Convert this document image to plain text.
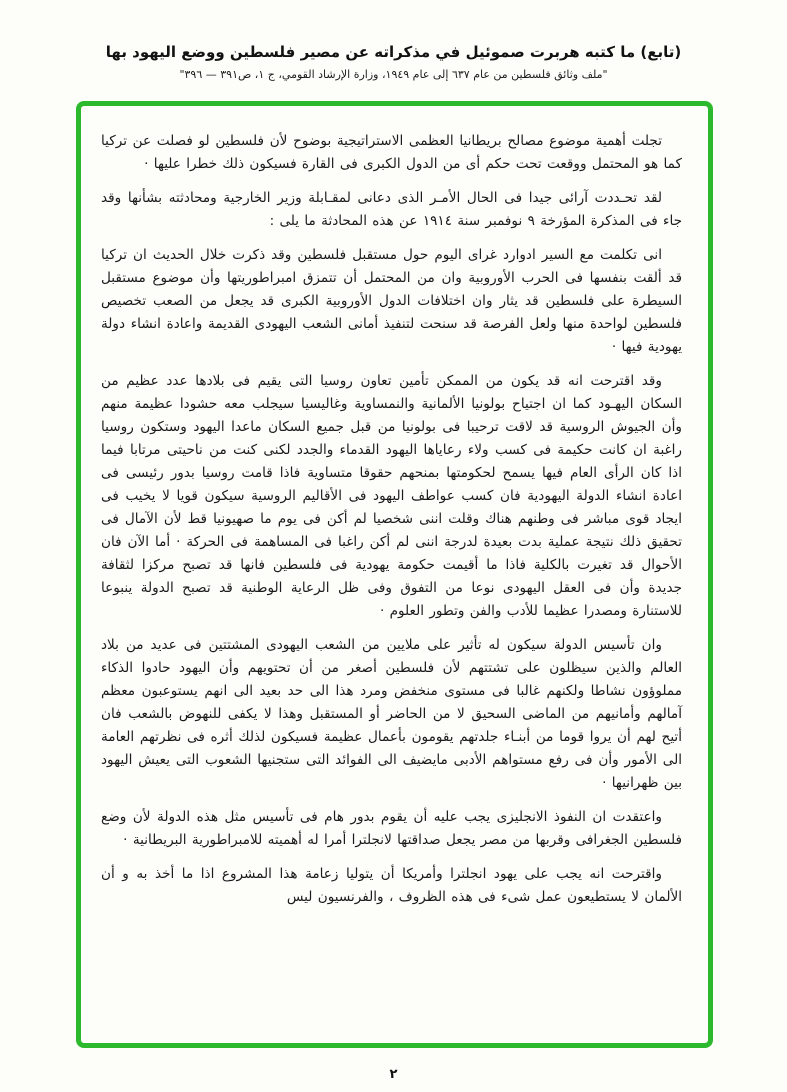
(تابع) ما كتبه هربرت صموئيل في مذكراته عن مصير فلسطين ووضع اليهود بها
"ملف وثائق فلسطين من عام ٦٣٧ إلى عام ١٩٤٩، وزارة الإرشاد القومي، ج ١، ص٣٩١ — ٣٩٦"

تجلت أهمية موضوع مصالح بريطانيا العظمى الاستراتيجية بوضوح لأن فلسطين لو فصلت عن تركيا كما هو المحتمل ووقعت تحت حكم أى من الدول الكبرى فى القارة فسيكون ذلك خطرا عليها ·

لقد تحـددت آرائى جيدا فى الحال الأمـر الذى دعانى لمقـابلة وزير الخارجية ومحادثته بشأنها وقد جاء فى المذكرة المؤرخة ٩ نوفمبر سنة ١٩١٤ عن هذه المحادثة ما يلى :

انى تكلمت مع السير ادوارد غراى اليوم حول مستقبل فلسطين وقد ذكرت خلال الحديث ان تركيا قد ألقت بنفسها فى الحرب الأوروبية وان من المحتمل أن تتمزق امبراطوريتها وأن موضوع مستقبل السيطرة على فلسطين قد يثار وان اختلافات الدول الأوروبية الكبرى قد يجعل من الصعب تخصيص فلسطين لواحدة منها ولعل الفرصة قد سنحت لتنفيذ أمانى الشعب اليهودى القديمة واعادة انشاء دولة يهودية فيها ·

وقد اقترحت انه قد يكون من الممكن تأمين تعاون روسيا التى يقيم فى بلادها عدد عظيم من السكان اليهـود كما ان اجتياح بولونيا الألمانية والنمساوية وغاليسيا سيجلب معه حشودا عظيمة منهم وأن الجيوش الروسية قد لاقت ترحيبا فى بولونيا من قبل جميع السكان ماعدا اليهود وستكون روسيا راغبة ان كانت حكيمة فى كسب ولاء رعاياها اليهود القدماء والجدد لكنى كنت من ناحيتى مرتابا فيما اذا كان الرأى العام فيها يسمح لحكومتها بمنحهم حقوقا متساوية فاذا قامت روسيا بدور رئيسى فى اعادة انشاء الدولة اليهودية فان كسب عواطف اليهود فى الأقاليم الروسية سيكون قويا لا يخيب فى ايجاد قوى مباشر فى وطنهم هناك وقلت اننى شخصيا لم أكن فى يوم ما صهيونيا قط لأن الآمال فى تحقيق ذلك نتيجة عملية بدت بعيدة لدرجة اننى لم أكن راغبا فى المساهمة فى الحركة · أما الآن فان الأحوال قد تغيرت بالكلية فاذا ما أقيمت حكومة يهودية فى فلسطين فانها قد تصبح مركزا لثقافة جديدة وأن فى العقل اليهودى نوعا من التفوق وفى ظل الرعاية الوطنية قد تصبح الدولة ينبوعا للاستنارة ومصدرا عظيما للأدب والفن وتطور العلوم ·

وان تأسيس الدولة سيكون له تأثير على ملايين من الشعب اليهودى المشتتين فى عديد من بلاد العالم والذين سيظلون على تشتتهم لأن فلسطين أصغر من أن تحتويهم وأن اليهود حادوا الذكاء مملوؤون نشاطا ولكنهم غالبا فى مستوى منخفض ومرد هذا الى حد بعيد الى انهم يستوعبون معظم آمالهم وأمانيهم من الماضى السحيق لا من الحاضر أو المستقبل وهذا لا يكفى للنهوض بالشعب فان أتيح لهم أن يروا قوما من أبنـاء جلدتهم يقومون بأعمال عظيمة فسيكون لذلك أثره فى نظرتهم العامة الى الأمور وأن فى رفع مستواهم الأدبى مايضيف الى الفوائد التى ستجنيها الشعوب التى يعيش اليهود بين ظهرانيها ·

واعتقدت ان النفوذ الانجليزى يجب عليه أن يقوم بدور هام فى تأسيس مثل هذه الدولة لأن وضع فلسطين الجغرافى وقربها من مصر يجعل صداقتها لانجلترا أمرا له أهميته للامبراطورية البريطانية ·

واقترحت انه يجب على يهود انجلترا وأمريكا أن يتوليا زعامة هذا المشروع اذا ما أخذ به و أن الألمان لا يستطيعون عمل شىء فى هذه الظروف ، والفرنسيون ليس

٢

» Required task: Pull out the lines above in which the word "الكبرى" appears.

» Solution for this problem:
تجلت أهمية موضوع مصالح بريطانيا العظمى الاستراتيجية بوضوح لأن فلسطين لو فصلت عن تركيا كما هو المحتمل ووقعت تحت حكم أى من الدول الكبرى فى القارة فسيكون ذلك خطرا عليها ·
انى تكلمت مع السير ادوارد غراى اليوم حول مستقبل فلسطين وقد ذكرت خلال الحديث ان تركيا قد ألقت بنفسها فى الحرب الأوروبية وان من المحتمل أن تتمزق امبراطوريتها وأن موضوع مستقبل السيطرة على فلسطين قد يثار وان اختلافات الدول الأوروبية الكبرى قد يجعل من الصعب تخصيص فلسطين لواحدة منها ولعل الفرصة قد سنحت لتنفيذ أمانى الشعب اليهودى القديمة واعادة انشاء دولة يهودية فيها ·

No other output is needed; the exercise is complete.